Task details ▸
Extend the passage on fear and drug-seeking circuitry, picking up after its final sentence.

Document text ▸
Addiction has been recognized as a disorder of learning and memory (Kelley 2004; Hyman 2005). However, few studies have directly compared the neural circuitry controlling an adaptive aversive memory, such as that acquired through Pavlovian fear conditioning, with a maladaptive appetitive memory, such as that acquired in self-administration models of drug abuse. Future studies should be designed to test the validity of the circuitry model we have proposed (Fig. 3) as well as to determine additional components of the circuit, be they points of convergence or divergence for fear and addiction.

One approach that would be useful is testing both conditioned fear and conditioned drug-seeking behaviors in the same rat. Burke et al. (2006) used a similar approach to evaluate the effects of chronic cocaine exposure on subsequent extinction of conditioned fear and found that cocaine-exposed rats extinguished more slowly than saline controls. The investigators concluded that cocaine-induced neuroadaptations in prefrontal cortex or its efferent targets impaired the prefrontal-based inhibition of behavior. This is an interesting hypothesis that remains to be investigated. For example, cocaine increases expression of activator of G-protein signaling 3 (AGS3) protein in prefrontal cortex, and reversing this cocaine-induced neuroadaptation reduces cocaine seeking in subsequent relapse tests (Bowers et al. 2004). It would be interesting if reversing this cocaine-induced increase in prefrontal AGS3 expression were sufficient to ameliorate the deficits in fear extinction observed in the Burke et al. (2006) study. Such within-subject testing of both fear and drug seeking should be coupled with lesion techniques, c-fos expression studies, and single-unit recordings to further assess the overlap of extinction circuits.

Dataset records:
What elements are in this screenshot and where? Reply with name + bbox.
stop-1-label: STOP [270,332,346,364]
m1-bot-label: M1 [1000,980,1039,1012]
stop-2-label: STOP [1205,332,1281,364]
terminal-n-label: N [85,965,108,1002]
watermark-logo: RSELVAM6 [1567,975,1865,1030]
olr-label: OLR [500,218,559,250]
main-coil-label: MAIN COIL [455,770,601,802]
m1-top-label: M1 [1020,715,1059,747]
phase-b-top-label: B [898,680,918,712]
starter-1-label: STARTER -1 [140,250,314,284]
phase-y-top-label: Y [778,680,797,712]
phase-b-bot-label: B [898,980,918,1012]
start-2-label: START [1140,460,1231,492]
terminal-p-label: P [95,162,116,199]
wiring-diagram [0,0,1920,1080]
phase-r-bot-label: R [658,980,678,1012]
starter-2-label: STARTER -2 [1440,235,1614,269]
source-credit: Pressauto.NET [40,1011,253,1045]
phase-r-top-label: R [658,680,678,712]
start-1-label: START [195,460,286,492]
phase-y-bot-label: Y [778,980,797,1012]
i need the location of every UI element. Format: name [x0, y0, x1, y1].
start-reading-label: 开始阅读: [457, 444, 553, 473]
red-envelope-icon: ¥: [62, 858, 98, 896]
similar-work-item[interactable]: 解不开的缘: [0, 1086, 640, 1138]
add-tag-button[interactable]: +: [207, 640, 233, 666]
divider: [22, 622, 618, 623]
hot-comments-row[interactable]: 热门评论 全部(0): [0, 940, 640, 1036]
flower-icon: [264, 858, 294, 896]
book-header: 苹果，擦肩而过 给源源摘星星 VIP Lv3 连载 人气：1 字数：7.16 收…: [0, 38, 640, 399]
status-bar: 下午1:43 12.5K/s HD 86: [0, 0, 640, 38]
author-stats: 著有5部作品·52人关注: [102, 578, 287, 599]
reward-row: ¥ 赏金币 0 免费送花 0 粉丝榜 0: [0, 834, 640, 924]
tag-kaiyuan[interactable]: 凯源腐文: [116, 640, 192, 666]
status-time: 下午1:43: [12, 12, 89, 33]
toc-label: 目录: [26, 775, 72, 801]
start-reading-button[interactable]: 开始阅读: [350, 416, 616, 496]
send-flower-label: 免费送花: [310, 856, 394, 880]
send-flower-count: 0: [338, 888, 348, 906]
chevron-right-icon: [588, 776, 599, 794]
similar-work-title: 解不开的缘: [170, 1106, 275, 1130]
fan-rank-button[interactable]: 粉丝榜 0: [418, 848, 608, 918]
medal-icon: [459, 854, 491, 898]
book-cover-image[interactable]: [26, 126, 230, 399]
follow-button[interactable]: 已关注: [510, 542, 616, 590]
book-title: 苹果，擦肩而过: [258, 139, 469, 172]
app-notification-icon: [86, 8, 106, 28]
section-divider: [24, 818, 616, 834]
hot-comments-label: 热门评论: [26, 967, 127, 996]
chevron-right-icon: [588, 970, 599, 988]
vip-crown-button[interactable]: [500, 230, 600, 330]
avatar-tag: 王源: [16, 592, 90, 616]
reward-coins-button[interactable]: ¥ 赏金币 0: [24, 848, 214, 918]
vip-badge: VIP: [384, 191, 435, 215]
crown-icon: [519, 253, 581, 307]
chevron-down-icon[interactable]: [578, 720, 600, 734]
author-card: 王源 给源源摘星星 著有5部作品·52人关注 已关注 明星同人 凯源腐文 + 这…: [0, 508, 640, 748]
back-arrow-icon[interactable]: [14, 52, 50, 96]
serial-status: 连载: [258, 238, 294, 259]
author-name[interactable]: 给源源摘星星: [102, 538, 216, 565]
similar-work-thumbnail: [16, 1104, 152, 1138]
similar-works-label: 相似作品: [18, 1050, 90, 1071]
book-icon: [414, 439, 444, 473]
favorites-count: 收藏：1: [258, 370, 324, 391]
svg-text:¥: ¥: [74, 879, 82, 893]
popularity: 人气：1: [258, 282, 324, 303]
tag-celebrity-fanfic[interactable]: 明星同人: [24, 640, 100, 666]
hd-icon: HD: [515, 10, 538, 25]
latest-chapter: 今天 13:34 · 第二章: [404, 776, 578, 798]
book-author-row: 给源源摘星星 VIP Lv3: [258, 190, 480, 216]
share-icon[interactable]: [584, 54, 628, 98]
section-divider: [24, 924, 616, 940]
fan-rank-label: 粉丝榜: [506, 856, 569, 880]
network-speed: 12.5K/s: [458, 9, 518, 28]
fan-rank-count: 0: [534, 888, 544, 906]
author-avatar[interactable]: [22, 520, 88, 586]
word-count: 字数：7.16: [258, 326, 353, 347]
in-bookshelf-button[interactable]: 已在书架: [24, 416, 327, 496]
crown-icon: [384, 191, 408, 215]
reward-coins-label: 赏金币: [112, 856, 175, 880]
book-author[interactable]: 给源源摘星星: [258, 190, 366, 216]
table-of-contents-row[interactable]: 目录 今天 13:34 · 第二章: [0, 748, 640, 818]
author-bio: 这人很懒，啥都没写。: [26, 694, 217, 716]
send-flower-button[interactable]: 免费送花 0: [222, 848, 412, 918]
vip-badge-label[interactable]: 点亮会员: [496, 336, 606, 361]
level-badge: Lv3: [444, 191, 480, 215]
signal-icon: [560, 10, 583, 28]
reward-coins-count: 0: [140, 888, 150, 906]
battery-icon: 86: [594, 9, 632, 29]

Answer area ▸
Recently, the cannabinoid system has received attention for its role in fear extinction (Marsicano et al. 2002; Lin et al. 2008). Agonists for the CB1 cannabinoid receptor, when microinfused into prefrontal cortex, facilitate fear extinction, whereas CB1 antagonists applied locally within prefrontal cortex impair fear extinction (Lin et al. 2008). These effects parallel those of systemic administration of CB1 agents on fear extinction (Marsicano et al. 2002; Chhatwal et al. 2005; Pamplona et al. 2006). While the effects of CB1 agents on the extinction of drug seeking have not been explicitly studied, their effects on the reinstatement of drug seeking contradict the aforementioned findings on fear extinction. That is, CB1 agonists administered systemically induce reinstatement of cocaine and heroin seeking, whereas CB1 antagonists block reinstatement of drug seeking (De Vries et al. 2001, 2003). For heroin seeking, these effects have been localized to the core and IL-mPFC (Alvarez-Jaimes et al. 2008). Hence, these effects of CB1 agents on drug seeking are in apparent opposition to their effects on fear extinction. Future studies are necessary to determine the underlying mechanism behind this discrepancy in the model.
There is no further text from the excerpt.